◆ LESETEXT:
________________________
Normalerweise ist es recht einfach, Romane von Stephen King zu kategorisieren. Horror, Fantasy oder Thriller sind es üblicherweise. Allerdings hat sich mit "Der Anschlag" einiges geändert. Denn im Zentrum stehen nicht nur mehr die Handlung und die Protagonisten sondern auch das Setting, in dem das Buch angesiedelt ist. Stephen King hat eindeutig erkannt, was er vielen anderen Autoren voraushat. Und das sind nicht nur zig Bestseller und seine Erfahrung, sondern auch die Möglichkeit über vergangene Jahrzehnte zu schreiben, die er selbst erlebt hat und die für viele andere nur ferne Vergangenheit sind. Übernatürliche Ereignisse dürfen allerding auch in diesem Werk nicht ganz fehlen. So kommt nicht nur ein Geist vor, sondern auch ein übersinnlich begabter Junge. Doch so richtig an Fahrt nimmt die Handlung erst im letzten Viertel des Buches auf. Bis dahin beschränkt sich der Großteil des Werks darauf, das Leben, die Arbeit und die Gedankenwelt des Protagonisten darzustellen. Stephen King wählt dabei jedoch ein interessantes Stilmittel. Die Geschichte wird aus der ersten Person erzählt und jener Erzähler - ein kurz vor dem Ruhestand befindlicher Devin Jones - lässt kein Zweifel aufkommen, dass bestimmte Ereignisse ein jähes Ende genommen haben. So greift er in bestimmten Situationen vor, erwähnt beispielsweise dass der Besitzer des Parks nur wenige Monate nach den Ereignissen verstorben ist, dass er seine Ex-Freundin nie wieder gesprochen hat und wann sein Freund Tom an einem Gehirntumor gestorben ist, um im nächsten Kapitel alle Personen wieder auftreten zu lassen. Ein überraschender Weg,um dem Leser die Vergänglichkeit der Ereignisse zu demonstrieren. Obwohl das Werk nicht durch die hohe Spannung besticht, gelingt es dem Autor einerseits die Stimmung der 70er in den USA heraufzubeschwören und andererseits die Aufklärung eines Mordes mit übernatürlicher Hilfe und einer genialen Wendung überzeugend darzustellen. Daher kann man das Buch so gut wie jedem Leser ans Herz legen. Den Fans muss man es ohnehin nicht mehr empfehlen.
________________________
◆ AUFGEFÜHRTE DATENSÄTZE:
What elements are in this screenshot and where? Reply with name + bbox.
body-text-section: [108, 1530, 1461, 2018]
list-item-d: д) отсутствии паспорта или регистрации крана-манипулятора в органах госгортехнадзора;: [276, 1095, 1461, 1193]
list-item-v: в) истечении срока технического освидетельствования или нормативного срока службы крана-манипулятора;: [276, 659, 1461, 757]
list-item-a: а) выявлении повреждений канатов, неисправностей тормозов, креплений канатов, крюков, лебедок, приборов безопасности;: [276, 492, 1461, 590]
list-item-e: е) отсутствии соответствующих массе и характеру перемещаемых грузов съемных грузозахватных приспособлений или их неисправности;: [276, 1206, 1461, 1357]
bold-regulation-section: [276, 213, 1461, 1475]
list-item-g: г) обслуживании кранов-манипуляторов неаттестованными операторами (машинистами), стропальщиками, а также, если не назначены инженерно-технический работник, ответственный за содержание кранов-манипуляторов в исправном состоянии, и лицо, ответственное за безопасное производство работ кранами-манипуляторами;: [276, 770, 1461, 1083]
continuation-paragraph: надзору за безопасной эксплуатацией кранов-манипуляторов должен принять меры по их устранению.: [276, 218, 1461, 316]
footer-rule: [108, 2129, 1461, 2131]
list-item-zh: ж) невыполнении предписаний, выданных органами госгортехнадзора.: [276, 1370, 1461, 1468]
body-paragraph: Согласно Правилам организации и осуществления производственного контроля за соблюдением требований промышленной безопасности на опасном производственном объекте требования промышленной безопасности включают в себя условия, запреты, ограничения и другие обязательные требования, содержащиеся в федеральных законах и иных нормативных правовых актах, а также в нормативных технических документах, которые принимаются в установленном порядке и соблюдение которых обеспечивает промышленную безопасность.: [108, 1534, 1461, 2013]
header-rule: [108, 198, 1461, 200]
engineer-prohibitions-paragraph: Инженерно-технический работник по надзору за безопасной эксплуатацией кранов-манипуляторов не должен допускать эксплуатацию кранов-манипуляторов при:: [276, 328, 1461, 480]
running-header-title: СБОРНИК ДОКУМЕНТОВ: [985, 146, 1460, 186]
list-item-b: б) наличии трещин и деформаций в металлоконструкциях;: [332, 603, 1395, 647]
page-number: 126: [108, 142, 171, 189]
________________________
◆ ANWEISUNG:
Setzen Sie die Rezension zum Roman von Stephen King bitte im Anschluss an ihren letzten Satz fort. Die Datensätze sind hierfür ohne Belang.

◆ ERGEBNIS:
"Joyland" ist ein weiterer überraschender, spannender und unterhaltsamer Roman von Altmeister Stephen King. Obwohl er weder dem Horror noch dem Fantasygenre zugeordnet werden kann, ist das Werk dennoch hervorragend gelungen. Ein Abstecher in die 70er Jahre lässt den Leser nicht nur den harten Alltag in einem Vergnügungspark erleben, sondern auch eine kleine Zeitreise. Ein Buch, der Rezensent nur empfehlen kann.